- Extracted data entries -

________

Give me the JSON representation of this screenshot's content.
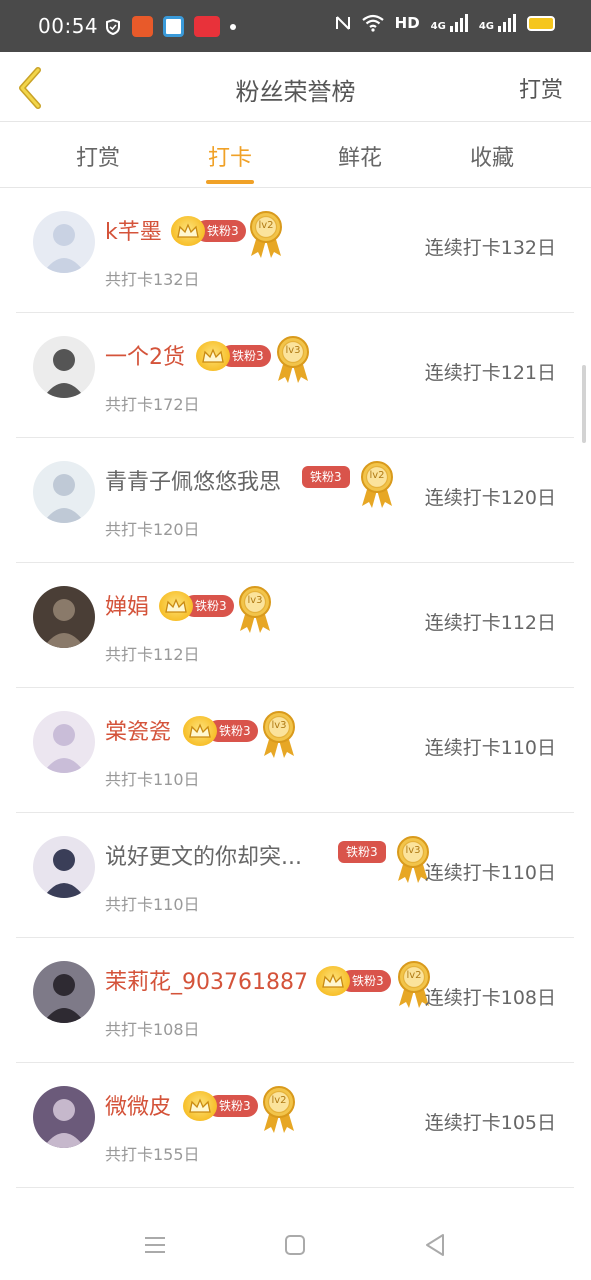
{
  "status_bar": {
    "time": "00:54",
    "network": "HD",
    "signal1": "4G",
    "signal2": "4G"
  },
  "header": {
    "title": "粉丝荣誉榜",
    "right_action": "打赏"
  },
  "tabs": [
    {
      "label": "打赏",
      "active": false
    },
    {
      "label": "打卡",
      "active": true
    },
    {
      "label": "鲜花",
      "active": false
    },
    {
      "label": "收藏",
      "active": false
    }
  ],
  "fans": [
    {
      "name": "k芊墨",
      "badge": "铁粉3",
      "level": "lv2",
      "total": "共打卡132日",
      "streak": "连续打卡132日",
      "crown": true
    },
    {
      "name": "一个2货",
      "badge": "铁粉3",
      "level": "lv3",
      "total": "共打卡172日",
      "streak": "连续打卡121日",
      "crown": true
    },
    {
      "name": "青青子佩悠悠我思",
      "badge": "铁粉3",
      "level": "lv2",
      "total": "共打卡120日",
      "streak": "连续打卡120日",
      "crown": false
    },
    {
      "name": "婵娟",
      "badge": "铁粉3",
      "level": "lv3",
      "total": "共打卡112日",
      "streak": "连续打卡112日",
      "crown": true
    },
    {
      "name": "棠瓷瓷",
      "badge": "铁粉3",
      "level": "lv3",
      "total": "共打卡110日",
      "streak": "连续打卡110日",
      "crown": true
    },
    {
      "name": "说好更文的你却突...",
      "badge": "铁粉3",
      "level": "lv3",
      "total": "共打卡110日",
      "streak": "连续打卡110日",
      "crown": false
    },
    {
      "name": "茉莉花_903761887",
      "badge": "铁粉3",
      "level": "lv2",
      "total": "共打卡108日",
      "streak": "连续打卡108日",
      "crown": true
    },
    {
      "name": "微微皮",
      "badge": "铁粉3",
      "level": "lv2",
      "total": "共打卡155日",
      "streak": "连续打卡105日",
      "crown": true
    }
  ],
  "colors": {
    "accent": "#f0a127",
    "name_red": "#d4533a",
    "badge_red": "#d9544b",
    "status_bar": "#4a4a4a"
  }
}
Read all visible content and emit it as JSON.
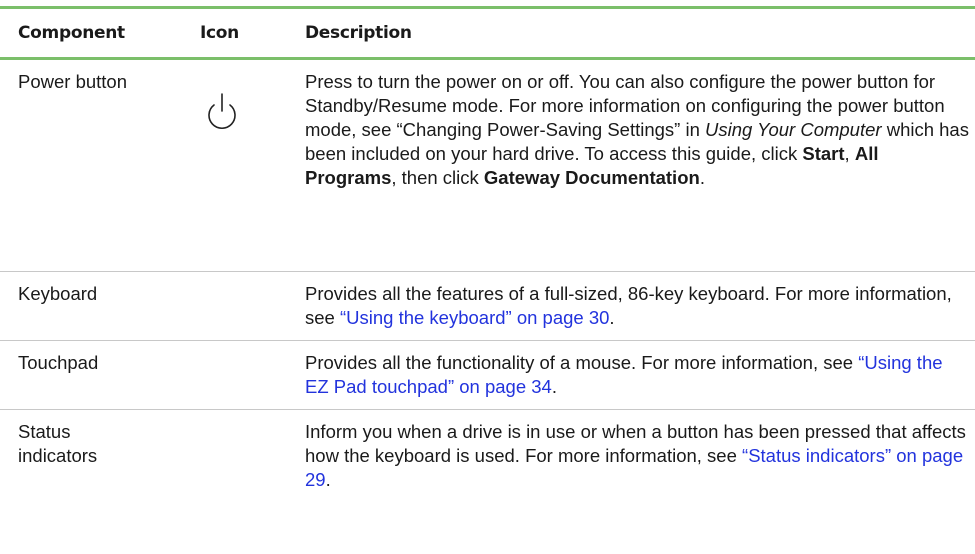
{
  "table": {
    "headers": {
      "component": "Component",
      "icon": "Icon",
      "description": "Description"
    },
    "rows": [
      {
        "component": "Power button",
        "icon": "power-icon",
        "desc": {
          "p1": "Press to turn the power on or off. You can also configure the power button for Standby/Resume mode. For more information on configuring the power button mode, see “Changing Power-Saving Settings” in ",
          "i1": "Using Your Computer",
          "p2": " which has been included on your hard drive. To access this guide, click ",
          "b1": "Start",
          "p3": ", ",
          "b2": "All Programs",
          "p4": ", then click ",
          "b3": "Gateway Documentation",
          "p5": "."
        }
      },
      {
        "component": "Keyboard",
        "desc": {
          "p1": "Provides all the features of a full-sized, 86-key keyboard. For more information, see ",
          "link": "“Using the keyboard” on page 30",
          "p2": "."
        }
      },
      {
        "component": "Touchpad",
        "desc": {
          "p1": "Provides all the functionality of a mouse. For more information, see ",
          "link": "“Using the EZ Pad touchpad” on page 34",
          "p2": "."
        }
      },
      {
        "component": "Status indicators",
        "desc": {
          "p1": "Inform you when a drive is in use or when a button has been pressed that affects how the keyboard is used. For more information, see ",
          "link": "“Status indicators” on page 29",
          "p2": "."
        }
      }
    ]
  },
  "colors": {
    "rule": "#7bbf6a",
    "link": "#2233dd",
    "text": "#1a1a1a"
  }
}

________

- Exercise task -
The material above holds pictures; copy everything else in it exactly.

- Response -
Give me the JSON representation of this screenshot's content.
{
  "status_bar": {
    "time": "00:54",
    "network": "HD",
    "signal1": "4G",
    "signal2": "4G"
  },
  "header": {
    "title": "粉丝荣誉榜",
    "right_action": "打赏"
  },
  "tabs": [
    {
      "label": "打赏",
      "active": false
    },
    {
      "label": "打卡",
      "active": true
    },
    {
      "label": "鲜花",
      "active": false
    },
    {
      "label": "收藏",
      "active": false
    }
  ],
  "fans": [
    {
      "name": "k芊墨",
      "badge": "铁粉3",
      "level": "lv2",
      "total": "共打卡132日",
      "streak": "连续打卡132日",
      "crown": true
    },
    {
      "name": "一个2货",
      "badge": "铁粉3",
      "level": "lv3",
      "total": "共打卡172日",
      "streak": "连续打卡121日",
      "crown": true
    },
    {
      "name": "青青子佩悠悠我思",
      "badge": "铁粉3",
      "level": "lv2",
      "total": "共打卡120日",
      "streak": "连续打卡120日",
      "crown": false
    },
    {
      "name": "婵娟",
      "badge": "铁粉3",
      "level": "lv3",
      "total": "共打卡112日",
      "streak": "连续打卡112日",
      "crown": true
    },
    {
      "name": "棠瓷瓷",
      "badge": "铁粉3",
      "level": "lv3",
      "total": "共打卡110日",
      "streak": "连续打卡110日",
      "crown": true
    },
    {
      "name": "说好更文的你却突...",
      "badge": "铁粉3",
      "level": "lv3",
      "total": "共打卡110日",
      "streak": "连续打卡110日",
      "crown": false
    },
    {
      "name": "茉莉花_903761887",
      "badge": "铁粉3",
      "level": "lv2",
      "total": "共打卡108日",
      "streak": "连续打卡108日",
      "crown": true
    },
    {
      "name": "微微皮",
      "badge": "铁粉3",
      "level": "lv2",
      "total": "共打卡155日",
      "streak": "连续打卡105日",
      "crown": true
    }
  ],
  "colors": {
    "accent": "#f0a127",
    "name_red": "#d4533a",
    "badge_red": "#d9544b",
    "status_bar": "#4a4a4a"
  }
}
Read all visible content and emit it as JSON.
{
  "table": {
    "headers": {
      "component": "Component",
      "icon": "Icon",
      "description": "Description"
    },
    "rows": [
      {
        "component": "Power button",
        "icon": "power-icon",
        "desc": {
          "p1": "Press to turn the power on or off. You can also configure the power button for Standby/Resume mode. For more information on configuring the power button mode, see “Changing Power-Saving Settings” in ",
          "i1": "Using Your Computer",
          "p2": " which has been included on your hard drive. To access this guide, click ",
          "b1": "Start",
          "p3": ", ",
          "b2": "All Programs",
          "p4": ", then click ",
          "b3": "Gateway Documentation",
          "p5": "."
        }
      },
      {
        "component": "Keyboard",
        "desc": {
          "p1": "Provides all the features of a full-sized, 86-key keyboard. For more information, see ",
          "link": "“Using the keyboard” on page 30",
          "p2": "."
        }
      },
      {
        "component": "Touchpad",
        "desc": {
          "p1": "Provides all the functionality of a mouse. For more information, see ",
          "link": "“Using the EZ Pad touchpad” on page 34",
          "p2": "."
        }
      },
      {
        "component": "Status indicators",
        "desc": {
          "p1": "Inform you when a drive is in use or when a button has been pressed that affects how the keyboard is used. For more information, see ",
          "link": "“Status indicators” on page 29",
          "p2": "."
        }
      }
    ]
  },
  "colors": {
    "rule": "#7bbf6a",
    "link": "#2233dd",
    "text": "#1a1a1a"
  }
}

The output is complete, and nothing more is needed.